### Record excerpts ###

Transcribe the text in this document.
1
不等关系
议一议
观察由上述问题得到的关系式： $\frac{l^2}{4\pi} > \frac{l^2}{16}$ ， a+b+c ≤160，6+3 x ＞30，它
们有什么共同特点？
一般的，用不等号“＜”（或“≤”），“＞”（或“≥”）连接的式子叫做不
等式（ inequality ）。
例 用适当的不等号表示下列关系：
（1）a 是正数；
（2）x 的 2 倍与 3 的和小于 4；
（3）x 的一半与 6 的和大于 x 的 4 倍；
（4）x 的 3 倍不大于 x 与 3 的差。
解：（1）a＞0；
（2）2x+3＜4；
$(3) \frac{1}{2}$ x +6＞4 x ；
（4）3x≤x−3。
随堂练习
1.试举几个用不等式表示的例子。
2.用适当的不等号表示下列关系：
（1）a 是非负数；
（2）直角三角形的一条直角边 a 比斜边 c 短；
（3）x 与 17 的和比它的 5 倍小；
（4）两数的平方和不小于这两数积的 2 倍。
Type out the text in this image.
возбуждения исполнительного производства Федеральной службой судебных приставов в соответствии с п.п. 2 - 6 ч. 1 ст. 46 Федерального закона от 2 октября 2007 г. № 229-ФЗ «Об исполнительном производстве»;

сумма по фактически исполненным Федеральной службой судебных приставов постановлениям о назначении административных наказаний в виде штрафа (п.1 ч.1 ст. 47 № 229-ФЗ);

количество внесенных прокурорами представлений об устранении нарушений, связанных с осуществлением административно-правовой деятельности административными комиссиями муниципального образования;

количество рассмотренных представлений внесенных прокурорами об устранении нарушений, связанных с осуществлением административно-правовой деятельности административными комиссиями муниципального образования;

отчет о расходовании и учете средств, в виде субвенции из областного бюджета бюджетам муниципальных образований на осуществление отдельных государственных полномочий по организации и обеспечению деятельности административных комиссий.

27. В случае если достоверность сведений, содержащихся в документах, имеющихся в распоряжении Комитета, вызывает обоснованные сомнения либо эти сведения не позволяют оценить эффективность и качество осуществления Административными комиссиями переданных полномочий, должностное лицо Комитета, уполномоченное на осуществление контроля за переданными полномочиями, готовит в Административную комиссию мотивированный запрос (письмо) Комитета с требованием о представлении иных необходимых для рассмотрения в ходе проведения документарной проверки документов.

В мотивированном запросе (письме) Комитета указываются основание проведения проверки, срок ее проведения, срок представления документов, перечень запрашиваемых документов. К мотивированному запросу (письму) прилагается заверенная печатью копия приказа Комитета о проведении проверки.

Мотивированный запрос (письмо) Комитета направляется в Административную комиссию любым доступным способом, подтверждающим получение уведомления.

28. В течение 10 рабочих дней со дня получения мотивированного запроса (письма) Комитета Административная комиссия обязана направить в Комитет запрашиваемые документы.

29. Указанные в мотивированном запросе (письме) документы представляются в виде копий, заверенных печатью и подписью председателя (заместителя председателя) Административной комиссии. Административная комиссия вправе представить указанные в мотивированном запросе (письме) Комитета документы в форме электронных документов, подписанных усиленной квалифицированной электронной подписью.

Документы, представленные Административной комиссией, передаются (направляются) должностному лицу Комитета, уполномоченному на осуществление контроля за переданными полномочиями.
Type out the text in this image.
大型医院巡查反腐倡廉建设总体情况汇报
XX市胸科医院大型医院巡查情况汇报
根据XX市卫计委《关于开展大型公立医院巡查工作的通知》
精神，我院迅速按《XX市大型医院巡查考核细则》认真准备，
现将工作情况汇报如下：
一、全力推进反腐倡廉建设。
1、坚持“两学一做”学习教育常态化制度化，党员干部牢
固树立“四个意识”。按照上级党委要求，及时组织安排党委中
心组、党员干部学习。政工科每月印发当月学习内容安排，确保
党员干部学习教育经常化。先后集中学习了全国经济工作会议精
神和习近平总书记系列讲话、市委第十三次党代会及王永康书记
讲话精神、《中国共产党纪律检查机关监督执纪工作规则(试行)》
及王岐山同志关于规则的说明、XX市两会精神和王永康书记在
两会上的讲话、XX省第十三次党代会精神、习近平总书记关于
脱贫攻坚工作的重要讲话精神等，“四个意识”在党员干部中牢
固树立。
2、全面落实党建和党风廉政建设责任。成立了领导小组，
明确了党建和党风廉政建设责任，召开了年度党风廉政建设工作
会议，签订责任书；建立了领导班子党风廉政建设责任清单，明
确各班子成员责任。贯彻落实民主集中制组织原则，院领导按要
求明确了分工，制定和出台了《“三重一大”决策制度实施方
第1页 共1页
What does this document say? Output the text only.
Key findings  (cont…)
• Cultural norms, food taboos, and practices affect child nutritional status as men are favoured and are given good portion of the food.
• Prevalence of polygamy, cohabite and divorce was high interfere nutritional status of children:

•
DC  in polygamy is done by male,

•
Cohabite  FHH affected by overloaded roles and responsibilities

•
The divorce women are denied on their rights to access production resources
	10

###

Return only the number of lines in the entries that contain the string "polygamy".

2